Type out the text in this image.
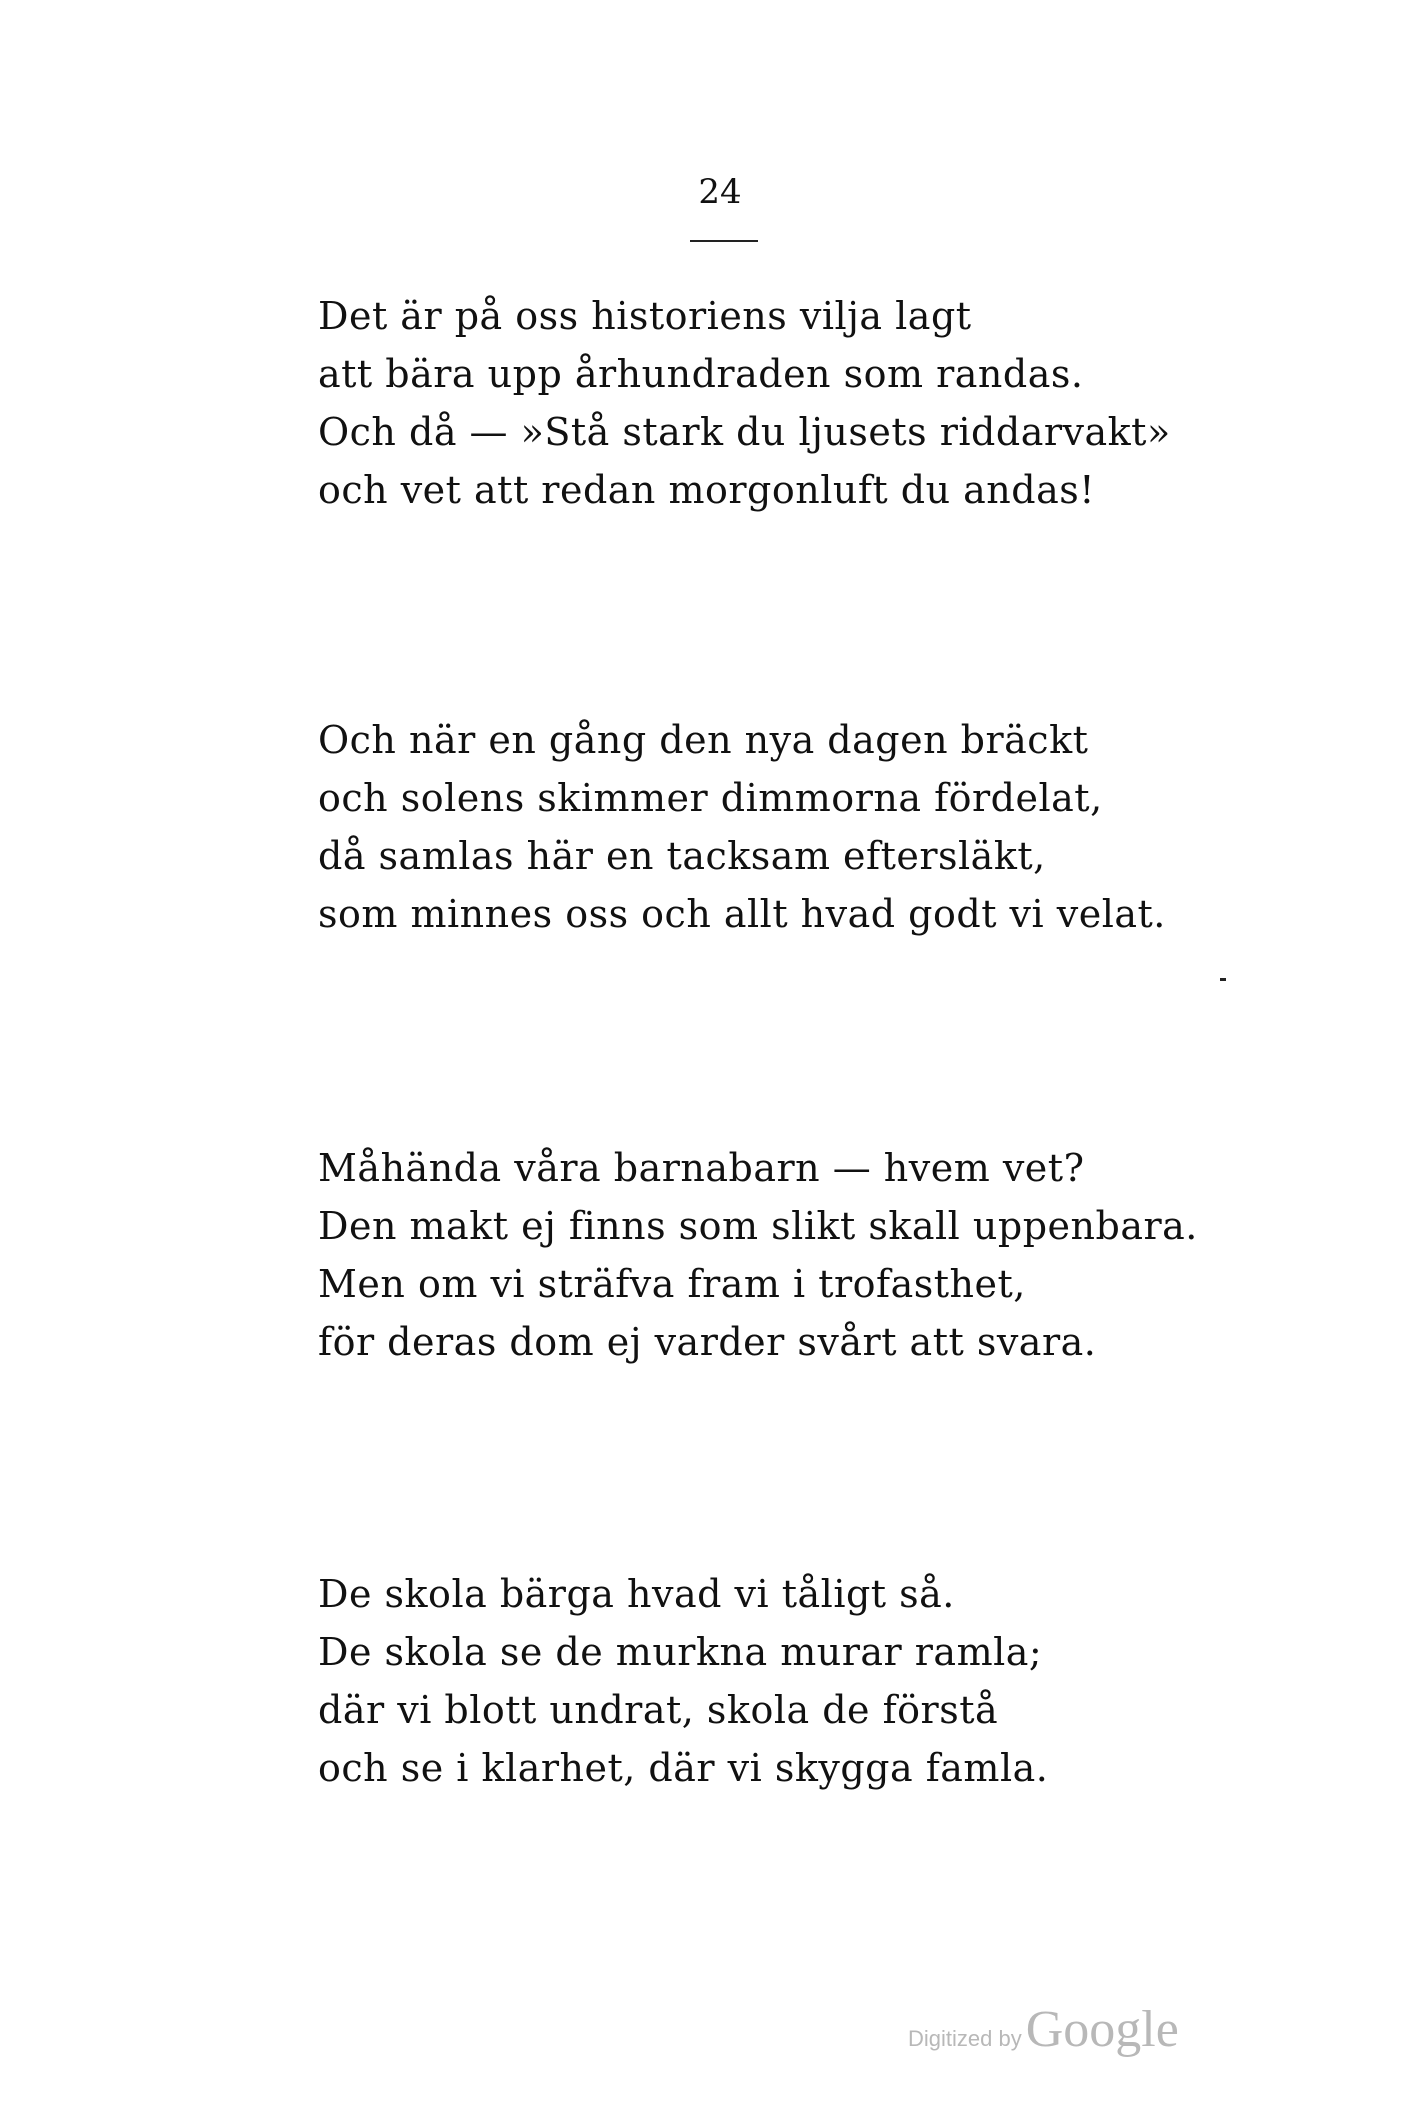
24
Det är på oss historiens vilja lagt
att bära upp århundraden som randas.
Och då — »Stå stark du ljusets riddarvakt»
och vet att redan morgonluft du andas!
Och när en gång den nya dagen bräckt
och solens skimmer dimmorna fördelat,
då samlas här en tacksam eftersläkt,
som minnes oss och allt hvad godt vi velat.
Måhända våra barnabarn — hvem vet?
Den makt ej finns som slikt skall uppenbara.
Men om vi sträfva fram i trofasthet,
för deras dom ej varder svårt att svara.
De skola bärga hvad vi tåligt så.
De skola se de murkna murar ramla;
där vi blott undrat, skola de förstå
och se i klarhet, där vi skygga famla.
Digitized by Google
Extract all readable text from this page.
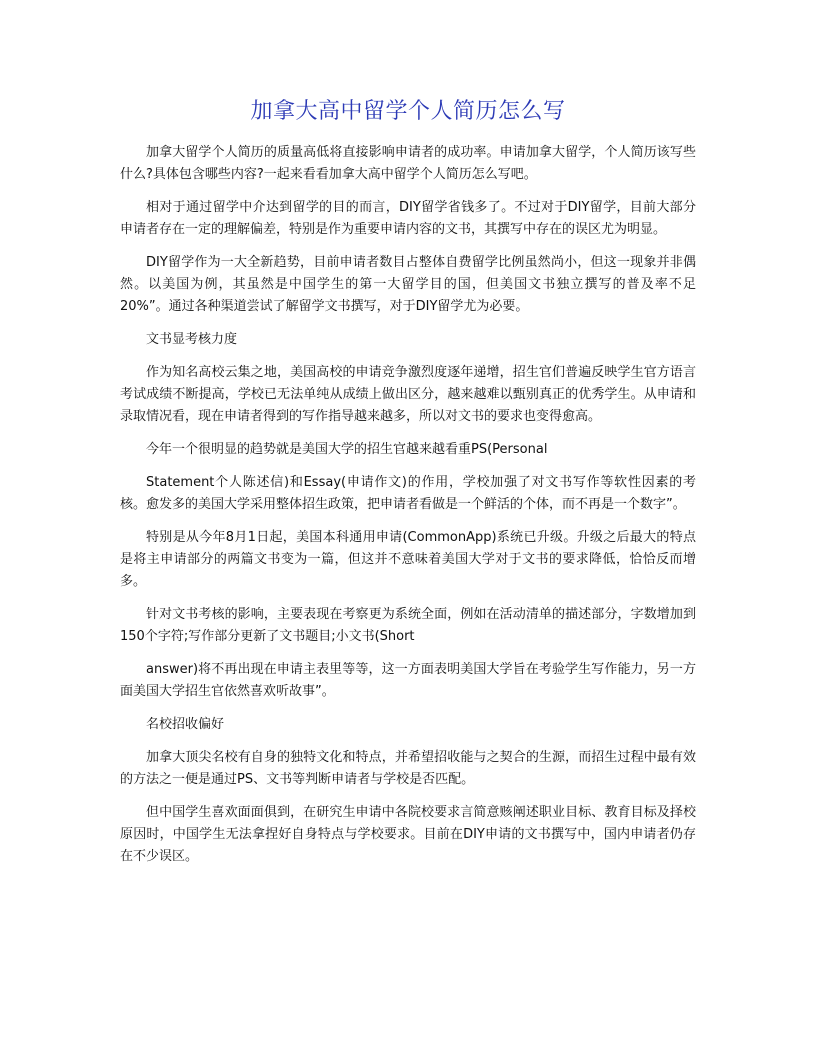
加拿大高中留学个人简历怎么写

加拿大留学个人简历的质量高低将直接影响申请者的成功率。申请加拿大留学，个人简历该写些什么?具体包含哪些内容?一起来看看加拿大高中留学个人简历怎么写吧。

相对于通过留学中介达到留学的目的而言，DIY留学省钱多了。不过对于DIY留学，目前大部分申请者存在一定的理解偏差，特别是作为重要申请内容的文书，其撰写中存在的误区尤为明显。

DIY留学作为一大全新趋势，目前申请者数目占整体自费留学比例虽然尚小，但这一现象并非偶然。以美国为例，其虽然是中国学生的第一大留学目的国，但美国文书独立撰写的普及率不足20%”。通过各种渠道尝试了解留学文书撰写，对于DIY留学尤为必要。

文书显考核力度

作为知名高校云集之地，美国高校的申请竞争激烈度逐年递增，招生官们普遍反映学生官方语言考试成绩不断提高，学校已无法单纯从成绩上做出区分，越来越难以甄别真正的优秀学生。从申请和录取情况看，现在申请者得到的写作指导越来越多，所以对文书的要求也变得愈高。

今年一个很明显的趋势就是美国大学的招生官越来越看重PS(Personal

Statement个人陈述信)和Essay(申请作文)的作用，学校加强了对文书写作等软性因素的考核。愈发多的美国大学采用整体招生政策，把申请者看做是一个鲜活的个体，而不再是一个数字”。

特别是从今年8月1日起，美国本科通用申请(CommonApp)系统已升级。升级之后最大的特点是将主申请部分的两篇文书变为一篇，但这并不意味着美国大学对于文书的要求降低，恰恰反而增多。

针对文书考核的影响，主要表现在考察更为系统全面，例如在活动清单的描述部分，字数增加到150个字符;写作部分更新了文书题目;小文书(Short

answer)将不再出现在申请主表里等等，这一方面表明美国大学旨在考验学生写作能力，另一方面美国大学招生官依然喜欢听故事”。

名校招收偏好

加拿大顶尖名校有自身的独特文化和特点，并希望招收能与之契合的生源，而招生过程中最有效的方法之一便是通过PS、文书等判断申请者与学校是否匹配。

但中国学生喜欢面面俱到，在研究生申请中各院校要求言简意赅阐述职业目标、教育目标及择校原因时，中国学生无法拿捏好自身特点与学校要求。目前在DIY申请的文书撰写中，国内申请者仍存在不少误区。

* **Given task**:
Among the lines above, determine how many hold the word "this"; report the figure alone.

* **Solution below**:
2